Rewrite the passage on publishing data between "Tapis provides multiple" and "upon user request.", inclusive, replacing "colleagues" with "collaborators".

## Document segment
*****

Publishing data

Tapis provides multiple ways to share your data with your colleagues and the general public. In addition to the standard permission model enabling you to share your data with one or more authenticated users within the Platform, you also have the ability to publish your data and make it available via an unauthenticated public URL. Unlike traditional web and cloud hosting, your data remains in its original location and is served in situ by Tapis upon user request.

Publishing a file for folder is simply a matter of granting the special public user READ permission on a file or folder. Similar to the way listings and permissions are exposed through unique paths in the Files API, published data is served from a custom /files/v2/download path. The public data URLs have the following structure:

https://api.tacc.utexas.edu/files/v2/download/<username>/system/<system_id>/<path>

Notice two things. First, a username is inserted after the download path element. This is needed because there is no authorized user for whom to validate system or file ownership on a public request. The username gives the context by which to verify the availability of the system and file item being requested. Second, the system_id is mandatory in public data requests. This ensures that the public URL remains the same even when the default storage system of the user who published it changes.

The following sections give examples of publishing files and folders in the Tapis Platform.

See the PostIts Guide for other ways to securely share your data with others.

*****

## Data lines

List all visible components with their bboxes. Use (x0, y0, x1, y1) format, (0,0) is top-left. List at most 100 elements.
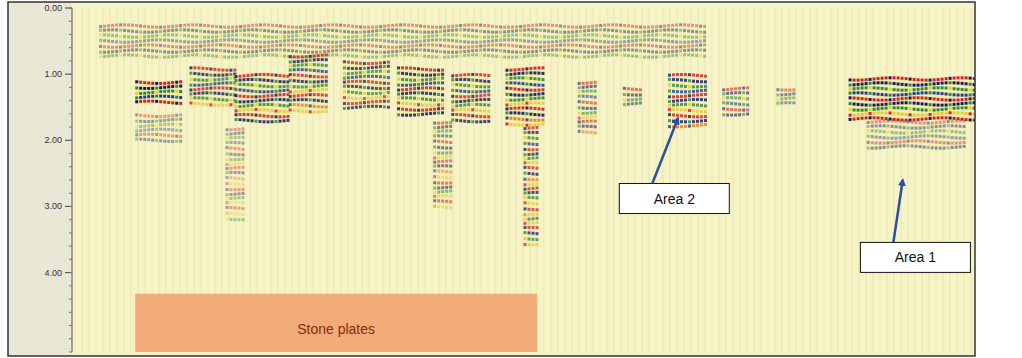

*****

## Exercise answer
Tapis provides multiple ways to share your data with your collaborators and the general public. In addition to the standard permission model enabling you to share your data with one or more authenticated users within the Platform, you also have the ability to publish your data and make it available via an unauthenticated public URL. Unlike traditional web and cloud hosting, your data remains in its original location and is served in situ by Tapis upon user request.